- Work instructions
From the entries below, copy every line where the string "InitializationExpression" appears.

- Entries provided
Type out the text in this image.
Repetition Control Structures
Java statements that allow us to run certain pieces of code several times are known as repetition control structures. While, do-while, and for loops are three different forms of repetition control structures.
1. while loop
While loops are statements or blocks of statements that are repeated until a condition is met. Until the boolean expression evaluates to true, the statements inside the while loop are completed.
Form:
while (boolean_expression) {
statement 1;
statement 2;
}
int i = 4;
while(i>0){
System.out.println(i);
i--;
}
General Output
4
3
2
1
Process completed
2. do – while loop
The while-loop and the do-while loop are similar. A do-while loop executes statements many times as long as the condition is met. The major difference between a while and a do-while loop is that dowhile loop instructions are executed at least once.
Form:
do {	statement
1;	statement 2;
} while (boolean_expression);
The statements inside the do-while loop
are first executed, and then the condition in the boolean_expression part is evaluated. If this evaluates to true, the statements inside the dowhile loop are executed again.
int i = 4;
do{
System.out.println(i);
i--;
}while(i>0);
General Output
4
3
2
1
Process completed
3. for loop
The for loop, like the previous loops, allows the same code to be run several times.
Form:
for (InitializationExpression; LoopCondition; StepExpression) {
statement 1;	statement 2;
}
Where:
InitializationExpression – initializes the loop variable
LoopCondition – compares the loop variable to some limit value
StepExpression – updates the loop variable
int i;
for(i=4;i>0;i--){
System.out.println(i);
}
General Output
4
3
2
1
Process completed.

- Answer for the task
for (InitializationExpression; LoopCondition; StepExpression) {
InitializationExpression – initializes the loop variable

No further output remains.